## Aim
Copy out each line of the material below with no changes.

## Stored records
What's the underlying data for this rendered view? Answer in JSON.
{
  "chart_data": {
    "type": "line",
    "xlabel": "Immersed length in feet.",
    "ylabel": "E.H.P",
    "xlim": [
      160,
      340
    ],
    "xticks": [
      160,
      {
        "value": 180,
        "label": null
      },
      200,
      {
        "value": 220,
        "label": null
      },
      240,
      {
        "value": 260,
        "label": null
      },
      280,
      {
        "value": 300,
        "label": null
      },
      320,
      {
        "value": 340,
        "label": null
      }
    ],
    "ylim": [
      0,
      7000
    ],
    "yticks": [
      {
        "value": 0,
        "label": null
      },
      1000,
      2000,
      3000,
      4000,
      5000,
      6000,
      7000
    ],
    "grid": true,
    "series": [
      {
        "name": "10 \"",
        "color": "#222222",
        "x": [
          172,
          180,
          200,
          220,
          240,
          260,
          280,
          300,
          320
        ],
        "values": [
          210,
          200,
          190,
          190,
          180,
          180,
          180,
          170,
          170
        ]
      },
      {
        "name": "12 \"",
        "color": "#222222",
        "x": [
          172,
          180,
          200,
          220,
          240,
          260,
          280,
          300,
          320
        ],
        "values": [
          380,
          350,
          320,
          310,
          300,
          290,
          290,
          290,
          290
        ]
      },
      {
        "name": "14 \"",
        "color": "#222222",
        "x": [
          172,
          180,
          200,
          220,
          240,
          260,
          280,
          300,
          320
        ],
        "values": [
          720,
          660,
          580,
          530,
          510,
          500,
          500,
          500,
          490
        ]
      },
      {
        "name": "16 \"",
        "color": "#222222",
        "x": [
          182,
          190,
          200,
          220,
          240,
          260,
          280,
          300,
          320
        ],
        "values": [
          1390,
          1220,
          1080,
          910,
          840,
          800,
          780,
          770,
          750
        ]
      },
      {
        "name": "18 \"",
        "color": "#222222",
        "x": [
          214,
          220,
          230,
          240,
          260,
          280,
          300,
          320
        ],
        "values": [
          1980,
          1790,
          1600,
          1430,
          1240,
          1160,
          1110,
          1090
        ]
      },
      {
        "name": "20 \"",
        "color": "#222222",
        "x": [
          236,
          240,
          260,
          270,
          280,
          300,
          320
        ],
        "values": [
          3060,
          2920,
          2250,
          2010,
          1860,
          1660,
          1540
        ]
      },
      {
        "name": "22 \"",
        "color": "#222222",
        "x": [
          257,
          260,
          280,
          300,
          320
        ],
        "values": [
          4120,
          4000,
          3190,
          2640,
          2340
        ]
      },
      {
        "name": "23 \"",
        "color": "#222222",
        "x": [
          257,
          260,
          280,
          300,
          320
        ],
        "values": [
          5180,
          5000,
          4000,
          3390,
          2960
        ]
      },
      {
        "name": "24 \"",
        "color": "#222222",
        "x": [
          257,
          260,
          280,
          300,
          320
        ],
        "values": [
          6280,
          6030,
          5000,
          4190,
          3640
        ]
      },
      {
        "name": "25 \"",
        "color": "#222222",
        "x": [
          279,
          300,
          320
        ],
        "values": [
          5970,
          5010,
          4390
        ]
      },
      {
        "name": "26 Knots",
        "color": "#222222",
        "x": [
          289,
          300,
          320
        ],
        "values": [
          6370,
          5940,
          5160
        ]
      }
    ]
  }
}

## Output for this task
What's the underlying data for this rendered view? Answer in JSON.
{
  "chart_data": {
    "type": "line",
    "xlabel": "Immersed length in feet.",
    "ylabel": "E.H.P",
    "xlim": [
      160,
      340
    ],
    "xticks": [
      160,
      {
        "value": 180,
        "label": null
      },
      200,
      {
        "value": 220,
        "label": null
      },
      240,
      {
        "value": 260,
        "label": null
      },
      280,
      {
        "value": 300,
        "label": null
      },
      320,
      {
        "value": 340,
        "label": null
      }
    ],
    "ylim": [
      0,
      7000
    ],
    "yticks": [
      {
        "value": 0,
        "label": null
      },
      1000,
      2000,
      3000,
      4000,
      5000,
      6000,
      7000
    ],
    "grid": true,
    "series": [
      {
        "name": "10 \"",
        "color": "#222222",
        "x": [
          172,
          180,
          200,
          220,
          240,
          260,
          280,
          300,
          320
        ],
        "values": [
          210,
          200,
          190,
          190,
          180,
          180,
          180,
          170,
          170
        ]
      },
      {
        "name": "12 \"",
        "color": "#222222",
        "x": [
          172,
          180,
          200,
          220,
          240,
          260,
          280,
          300,
          320
        ],
        "values": [
          380,
          350,
          320,
          310,
          300,
          290,
          290,
          290,
          290
        ]
      },
      {
        "name": "14 \"",
        "color": "#222222",
        "x": [
          172,
          180,
          200,
          220,
          240,
          260,
          280,
          300,
          320
        ],
        "values": [
          720,
          660,
          580,
          530,
          510,
          500,
          500,
          500,
          490
        ]
      },
      {
        "name": "16 \"",
        "color": "#222222",
        "x": [
          182,
          190,
          200,
          220,
          240,
          260,
          280,
          300,
          320
        ],
        "values": [
          1390,
          1220,
          1080,
          910,
          840,
          800,
          780,
          770,
          750
        ]
      },
      {
        "name": "18 \"",
        "color": "#222222",
        "x": [
          214,
          220,
          230,
          240,
          260,
          280,
          300,
          320
        ],
        "values": [
          1980,
          1790,
          1600,
          1430,
          1240,
          1160,
          1110,
          1090
        ]
      },
      {
        "name": "20 \"",
        "color": "#222222",
        "x": [
          236,
          240,
          260,
          270,
          280,
          300,
          320
        ],
        "values": [
          3060,
          2920,
          2250,
          2010,
          1860,
          1660,
          1540
        ]
      },
      {
        "name": "22 \"",
        "color": "#222222",
        "x": [
          257,
          260,
          280,
          300,
          320
        ],
        "values": [
          4120,
          4000,
          3190,
          2640,
          2340
        ]
      },
      {
        "name": "23 \"",
        "color": "#222222",
        "x": [
          257,
          260,
          280,
          300,
          320
        ],
        "values": [
          5180,
          5000,
          4000,
          3390,
          2960
        ]
      },
      {
        "name": "24 \"",
        "color": "#222222",
        "x": [
          257,
          260,
          280,
          300,
          320
        ],
        "values": [
          6280,
          6030,
          5000,
          4190,
          3640
        ]
      },
      {
        "name": "25 \"",
        "color": "#222222",
        "x": [
          279,
          300,
          320
        ],
        "values": [
          5970,
          5010,
          4390
        ]
      },
      {
        "name": "26 Knots",
        "color": "#222222",
        "x": [
          289,
          300,
          320
        ],
        "values": [
          6370,
          5940,
          5160
        ]
      }
    ]
  }
}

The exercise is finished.